**EXERCISE BRIEF:**
Look through the lines below and extract any with the word "degli".

Start of SUPPLIED MATERIAL

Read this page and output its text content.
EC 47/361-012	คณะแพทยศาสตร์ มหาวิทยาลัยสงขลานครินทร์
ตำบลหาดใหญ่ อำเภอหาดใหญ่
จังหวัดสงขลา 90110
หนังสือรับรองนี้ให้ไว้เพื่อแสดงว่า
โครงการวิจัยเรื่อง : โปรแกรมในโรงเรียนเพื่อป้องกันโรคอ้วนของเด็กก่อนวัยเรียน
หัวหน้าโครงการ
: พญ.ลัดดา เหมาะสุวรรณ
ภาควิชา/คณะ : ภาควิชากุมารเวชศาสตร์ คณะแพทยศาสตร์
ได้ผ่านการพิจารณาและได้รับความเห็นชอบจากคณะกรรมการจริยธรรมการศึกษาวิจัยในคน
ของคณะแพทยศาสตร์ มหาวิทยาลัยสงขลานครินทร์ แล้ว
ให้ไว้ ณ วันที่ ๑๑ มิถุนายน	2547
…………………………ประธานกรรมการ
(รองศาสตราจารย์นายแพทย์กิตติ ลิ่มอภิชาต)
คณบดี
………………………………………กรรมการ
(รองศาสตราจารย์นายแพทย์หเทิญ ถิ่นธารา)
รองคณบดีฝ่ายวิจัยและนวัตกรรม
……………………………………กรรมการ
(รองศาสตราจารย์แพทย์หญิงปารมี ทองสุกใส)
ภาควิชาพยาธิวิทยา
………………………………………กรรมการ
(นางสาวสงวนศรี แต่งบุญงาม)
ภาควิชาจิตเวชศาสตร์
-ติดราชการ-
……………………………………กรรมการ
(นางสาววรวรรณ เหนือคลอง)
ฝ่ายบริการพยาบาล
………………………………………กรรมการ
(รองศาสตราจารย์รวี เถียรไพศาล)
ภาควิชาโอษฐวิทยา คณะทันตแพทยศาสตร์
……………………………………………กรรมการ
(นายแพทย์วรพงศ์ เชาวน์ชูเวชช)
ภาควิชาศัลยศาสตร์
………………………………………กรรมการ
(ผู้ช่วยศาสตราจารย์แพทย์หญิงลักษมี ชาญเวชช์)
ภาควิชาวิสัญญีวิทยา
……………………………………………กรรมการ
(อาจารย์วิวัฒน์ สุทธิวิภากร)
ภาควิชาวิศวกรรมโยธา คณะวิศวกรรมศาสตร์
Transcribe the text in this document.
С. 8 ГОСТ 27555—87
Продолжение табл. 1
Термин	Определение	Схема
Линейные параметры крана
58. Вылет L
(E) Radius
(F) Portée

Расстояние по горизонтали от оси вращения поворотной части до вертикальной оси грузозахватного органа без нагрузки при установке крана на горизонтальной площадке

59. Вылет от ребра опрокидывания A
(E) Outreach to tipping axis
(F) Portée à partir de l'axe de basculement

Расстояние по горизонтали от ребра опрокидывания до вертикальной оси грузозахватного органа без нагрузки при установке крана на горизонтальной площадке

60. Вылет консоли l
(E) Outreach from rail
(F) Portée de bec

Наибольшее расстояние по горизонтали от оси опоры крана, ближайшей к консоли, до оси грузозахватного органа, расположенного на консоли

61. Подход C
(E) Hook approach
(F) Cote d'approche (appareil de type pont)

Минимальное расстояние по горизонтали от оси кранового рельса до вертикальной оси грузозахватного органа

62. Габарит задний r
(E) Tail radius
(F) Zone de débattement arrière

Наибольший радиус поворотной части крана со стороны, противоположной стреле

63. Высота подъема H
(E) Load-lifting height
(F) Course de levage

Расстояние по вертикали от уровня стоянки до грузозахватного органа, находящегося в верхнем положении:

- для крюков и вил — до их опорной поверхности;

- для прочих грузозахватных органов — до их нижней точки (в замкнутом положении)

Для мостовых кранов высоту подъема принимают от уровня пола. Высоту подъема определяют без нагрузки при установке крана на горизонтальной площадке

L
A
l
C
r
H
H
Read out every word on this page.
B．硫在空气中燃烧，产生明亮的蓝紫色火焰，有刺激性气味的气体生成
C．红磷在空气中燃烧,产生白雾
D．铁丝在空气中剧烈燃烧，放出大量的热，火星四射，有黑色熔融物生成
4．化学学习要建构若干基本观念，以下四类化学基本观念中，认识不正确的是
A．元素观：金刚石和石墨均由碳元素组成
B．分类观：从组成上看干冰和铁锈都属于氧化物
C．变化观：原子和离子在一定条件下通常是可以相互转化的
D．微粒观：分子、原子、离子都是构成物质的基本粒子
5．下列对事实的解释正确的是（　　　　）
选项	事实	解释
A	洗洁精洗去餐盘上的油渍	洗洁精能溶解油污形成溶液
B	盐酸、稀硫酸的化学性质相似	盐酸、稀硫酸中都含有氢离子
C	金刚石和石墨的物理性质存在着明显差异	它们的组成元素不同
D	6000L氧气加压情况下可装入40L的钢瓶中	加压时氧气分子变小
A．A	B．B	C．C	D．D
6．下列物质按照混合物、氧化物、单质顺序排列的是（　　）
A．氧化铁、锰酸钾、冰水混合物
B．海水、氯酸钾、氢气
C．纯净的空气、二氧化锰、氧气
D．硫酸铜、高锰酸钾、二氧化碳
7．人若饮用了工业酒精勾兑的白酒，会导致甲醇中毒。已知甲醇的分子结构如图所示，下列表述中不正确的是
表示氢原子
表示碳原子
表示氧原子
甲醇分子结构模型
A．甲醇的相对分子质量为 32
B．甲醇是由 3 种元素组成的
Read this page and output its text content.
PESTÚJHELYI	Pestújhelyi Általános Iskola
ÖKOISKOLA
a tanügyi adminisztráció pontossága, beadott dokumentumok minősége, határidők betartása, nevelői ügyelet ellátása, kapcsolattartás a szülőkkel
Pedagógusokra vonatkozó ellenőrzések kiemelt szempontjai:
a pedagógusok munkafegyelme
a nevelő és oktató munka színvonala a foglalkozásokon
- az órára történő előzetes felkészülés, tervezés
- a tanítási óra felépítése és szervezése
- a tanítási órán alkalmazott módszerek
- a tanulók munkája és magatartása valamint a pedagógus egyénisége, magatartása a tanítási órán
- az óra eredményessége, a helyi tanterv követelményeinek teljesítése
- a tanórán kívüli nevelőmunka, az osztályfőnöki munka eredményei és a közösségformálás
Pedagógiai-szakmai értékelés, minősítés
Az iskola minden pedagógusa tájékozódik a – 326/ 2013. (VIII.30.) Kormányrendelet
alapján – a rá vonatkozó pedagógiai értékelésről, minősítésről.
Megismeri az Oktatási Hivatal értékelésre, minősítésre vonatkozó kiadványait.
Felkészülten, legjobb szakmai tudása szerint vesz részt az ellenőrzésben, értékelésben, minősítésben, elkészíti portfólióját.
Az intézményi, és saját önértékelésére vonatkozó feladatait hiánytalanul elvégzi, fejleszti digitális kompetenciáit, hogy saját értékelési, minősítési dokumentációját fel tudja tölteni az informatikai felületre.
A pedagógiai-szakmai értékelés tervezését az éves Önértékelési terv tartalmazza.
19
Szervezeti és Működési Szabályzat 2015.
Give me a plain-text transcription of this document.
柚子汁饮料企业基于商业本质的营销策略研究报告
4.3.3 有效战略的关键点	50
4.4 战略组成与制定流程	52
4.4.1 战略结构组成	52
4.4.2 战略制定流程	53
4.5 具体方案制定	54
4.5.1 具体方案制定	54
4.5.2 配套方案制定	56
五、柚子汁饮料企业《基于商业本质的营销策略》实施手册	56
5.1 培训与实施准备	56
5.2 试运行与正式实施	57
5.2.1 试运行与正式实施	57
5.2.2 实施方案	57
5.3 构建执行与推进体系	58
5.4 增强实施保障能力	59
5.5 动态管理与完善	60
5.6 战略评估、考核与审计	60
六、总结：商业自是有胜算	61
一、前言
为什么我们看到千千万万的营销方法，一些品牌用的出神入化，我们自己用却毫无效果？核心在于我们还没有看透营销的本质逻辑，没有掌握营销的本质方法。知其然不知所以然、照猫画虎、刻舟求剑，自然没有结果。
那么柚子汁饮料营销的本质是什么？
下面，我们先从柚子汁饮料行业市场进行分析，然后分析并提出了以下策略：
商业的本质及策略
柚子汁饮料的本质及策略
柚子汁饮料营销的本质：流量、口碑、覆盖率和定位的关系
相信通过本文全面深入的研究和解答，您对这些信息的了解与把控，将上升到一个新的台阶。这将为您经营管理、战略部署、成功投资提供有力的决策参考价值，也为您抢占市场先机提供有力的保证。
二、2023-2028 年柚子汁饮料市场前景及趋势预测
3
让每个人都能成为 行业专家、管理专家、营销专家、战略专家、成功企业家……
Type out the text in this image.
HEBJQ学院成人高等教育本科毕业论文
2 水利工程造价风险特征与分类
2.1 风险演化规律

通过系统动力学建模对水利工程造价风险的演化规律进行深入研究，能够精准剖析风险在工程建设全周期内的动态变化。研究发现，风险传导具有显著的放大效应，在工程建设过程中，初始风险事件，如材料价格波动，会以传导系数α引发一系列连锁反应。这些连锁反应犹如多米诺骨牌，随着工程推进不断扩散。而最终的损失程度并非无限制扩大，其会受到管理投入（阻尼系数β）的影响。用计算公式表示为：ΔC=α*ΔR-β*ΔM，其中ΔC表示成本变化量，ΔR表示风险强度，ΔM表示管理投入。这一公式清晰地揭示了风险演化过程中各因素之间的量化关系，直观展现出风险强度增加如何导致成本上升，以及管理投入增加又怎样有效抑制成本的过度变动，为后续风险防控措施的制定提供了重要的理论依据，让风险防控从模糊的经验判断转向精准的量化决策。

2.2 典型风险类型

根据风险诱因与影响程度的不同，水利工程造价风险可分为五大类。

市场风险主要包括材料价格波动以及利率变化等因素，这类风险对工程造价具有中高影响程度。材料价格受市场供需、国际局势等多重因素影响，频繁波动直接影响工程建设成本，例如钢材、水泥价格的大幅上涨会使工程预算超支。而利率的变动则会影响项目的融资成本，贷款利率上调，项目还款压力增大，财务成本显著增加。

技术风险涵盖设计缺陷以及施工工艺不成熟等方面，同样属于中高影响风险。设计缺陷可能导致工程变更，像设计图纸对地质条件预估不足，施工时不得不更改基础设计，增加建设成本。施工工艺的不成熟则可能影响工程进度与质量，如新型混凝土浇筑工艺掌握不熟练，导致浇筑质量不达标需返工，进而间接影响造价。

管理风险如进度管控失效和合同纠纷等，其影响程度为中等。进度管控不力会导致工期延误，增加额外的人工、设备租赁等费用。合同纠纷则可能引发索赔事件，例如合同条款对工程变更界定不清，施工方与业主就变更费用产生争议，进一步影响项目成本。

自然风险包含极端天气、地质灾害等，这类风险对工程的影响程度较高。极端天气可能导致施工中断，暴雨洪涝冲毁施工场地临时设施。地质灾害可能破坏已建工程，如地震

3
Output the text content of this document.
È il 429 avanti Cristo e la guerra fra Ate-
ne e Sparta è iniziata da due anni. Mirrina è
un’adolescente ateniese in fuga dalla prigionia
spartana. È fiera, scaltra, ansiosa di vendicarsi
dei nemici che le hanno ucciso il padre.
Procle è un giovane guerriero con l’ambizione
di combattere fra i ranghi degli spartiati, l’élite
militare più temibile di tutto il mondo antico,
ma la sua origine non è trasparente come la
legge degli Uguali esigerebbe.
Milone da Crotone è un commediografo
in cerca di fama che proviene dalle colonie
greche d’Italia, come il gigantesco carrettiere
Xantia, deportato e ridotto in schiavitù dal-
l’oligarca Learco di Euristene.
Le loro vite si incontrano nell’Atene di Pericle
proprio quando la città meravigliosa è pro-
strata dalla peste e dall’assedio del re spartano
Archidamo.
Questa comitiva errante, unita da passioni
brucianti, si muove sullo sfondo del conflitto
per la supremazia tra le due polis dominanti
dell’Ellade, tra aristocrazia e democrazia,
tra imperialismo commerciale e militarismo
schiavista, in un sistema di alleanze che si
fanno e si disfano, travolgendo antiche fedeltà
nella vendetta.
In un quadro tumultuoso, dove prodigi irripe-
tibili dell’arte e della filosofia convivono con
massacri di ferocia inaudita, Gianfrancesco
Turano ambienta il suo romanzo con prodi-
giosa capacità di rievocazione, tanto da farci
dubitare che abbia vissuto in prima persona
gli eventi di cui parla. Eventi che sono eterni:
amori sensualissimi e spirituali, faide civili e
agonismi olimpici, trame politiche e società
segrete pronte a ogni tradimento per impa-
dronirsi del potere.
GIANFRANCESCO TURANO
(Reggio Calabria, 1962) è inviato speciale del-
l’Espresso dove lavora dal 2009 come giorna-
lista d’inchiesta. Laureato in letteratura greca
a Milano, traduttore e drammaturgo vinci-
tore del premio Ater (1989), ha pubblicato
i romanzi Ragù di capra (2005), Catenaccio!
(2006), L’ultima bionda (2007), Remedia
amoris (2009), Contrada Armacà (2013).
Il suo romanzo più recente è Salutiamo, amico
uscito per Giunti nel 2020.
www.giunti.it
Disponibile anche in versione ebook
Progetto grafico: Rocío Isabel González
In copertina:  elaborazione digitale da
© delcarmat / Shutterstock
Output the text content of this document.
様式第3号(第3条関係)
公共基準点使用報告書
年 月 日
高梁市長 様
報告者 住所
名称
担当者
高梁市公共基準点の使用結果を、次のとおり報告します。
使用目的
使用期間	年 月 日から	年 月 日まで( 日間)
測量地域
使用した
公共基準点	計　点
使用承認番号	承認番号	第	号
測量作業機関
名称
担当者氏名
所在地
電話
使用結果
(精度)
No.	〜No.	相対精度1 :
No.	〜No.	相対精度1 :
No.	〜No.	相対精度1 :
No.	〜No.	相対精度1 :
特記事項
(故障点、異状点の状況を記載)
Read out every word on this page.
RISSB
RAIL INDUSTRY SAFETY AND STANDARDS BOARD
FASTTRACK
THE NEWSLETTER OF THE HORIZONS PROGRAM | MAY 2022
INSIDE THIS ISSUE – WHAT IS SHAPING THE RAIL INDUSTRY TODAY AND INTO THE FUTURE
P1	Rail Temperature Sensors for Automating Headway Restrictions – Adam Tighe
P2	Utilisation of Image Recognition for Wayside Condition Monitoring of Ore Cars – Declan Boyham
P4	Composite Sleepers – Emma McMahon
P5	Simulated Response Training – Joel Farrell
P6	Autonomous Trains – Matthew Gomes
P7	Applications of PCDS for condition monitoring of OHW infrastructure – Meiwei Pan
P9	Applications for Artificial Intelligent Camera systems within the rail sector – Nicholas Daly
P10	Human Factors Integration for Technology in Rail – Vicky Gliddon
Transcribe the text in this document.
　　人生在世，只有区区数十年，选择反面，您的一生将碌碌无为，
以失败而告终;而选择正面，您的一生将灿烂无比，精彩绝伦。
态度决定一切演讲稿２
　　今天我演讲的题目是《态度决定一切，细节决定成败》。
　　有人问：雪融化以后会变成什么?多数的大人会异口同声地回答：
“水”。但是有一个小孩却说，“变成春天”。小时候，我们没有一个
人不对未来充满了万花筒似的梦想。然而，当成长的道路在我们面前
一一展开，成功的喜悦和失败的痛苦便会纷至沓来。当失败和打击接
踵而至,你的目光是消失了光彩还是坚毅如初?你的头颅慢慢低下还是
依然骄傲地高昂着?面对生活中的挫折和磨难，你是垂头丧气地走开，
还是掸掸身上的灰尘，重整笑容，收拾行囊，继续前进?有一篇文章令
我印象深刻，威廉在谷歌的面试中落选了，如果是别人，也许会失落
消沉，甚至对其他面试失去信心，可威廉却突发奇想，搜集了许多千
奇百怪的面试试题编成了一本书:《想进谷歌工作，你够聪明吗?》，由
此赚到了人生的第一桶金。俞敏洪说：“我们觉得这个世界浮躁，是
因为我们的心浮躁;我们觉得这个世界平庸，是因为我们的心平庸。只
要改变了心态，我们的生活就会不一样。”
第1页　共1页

End of SUPPLIED MATERIAL

**SOLUTION BELOW:**
di combattere fra i ranghi degli spartiati, l’élite
legge degli Uguali esigerebbe.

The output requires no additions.